### Task input

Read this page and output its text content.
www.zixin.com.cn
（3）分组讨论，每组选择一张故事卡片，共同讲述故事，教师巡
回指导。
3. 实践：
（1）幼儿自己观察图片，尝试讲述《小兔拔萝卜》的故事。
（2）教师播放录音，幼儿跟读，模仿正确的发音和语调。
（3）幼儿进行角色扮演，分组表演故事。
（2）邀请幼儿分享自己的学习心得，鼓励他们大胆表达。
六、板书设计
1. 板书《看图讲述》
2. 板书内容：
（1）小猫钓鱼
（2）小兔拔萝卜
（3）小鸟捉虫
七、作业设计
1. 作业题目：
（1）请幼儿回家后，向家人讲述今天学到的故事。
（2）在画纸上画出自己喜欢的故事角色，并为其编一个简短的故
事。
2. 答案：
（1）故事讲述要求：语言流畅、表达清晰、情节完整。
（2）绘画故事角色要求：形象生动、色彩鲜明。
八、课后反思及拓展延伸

######

All of the lines above must be returned exactly.

Read this page and output its text content.
www.zixin.com.cn
（3）分组讨论，每组选择一张故事卡片，共同讲述故事，教师巡
回指导。
3. 实践：
（1）幼儿自己观察图片，尝试讲述《小兔拔萝卜》的故事。
（2）教师播放录音，幼儿跟读，模仿正确的发音和语调。
（3）幼儿进行角色扮演，分组表演故事。
（2）邀请幼儿分享自己的学习心得，鼓励他们大胆表达。
六、板书设计
1. 板书《看图讲述》
2. 板书内容：
（1）小猫钓鱼
（2）小兔拔萝卜
（3）小鸟捉虫
七、作业设计
1. 作业题目：
（1）请幼儿回家后，向家人讲述今天学到的故事。
（2）在画纸上画出自己喜欢的故事角色，并为其编一个简短的故
事。
2. 答案：
（1）故事讲述要求：语言流畅、表达清晰、情节完整。
（2）绘画故事角色要求：形象生动、色彩鲜明。
八、课后反思及拓展延伸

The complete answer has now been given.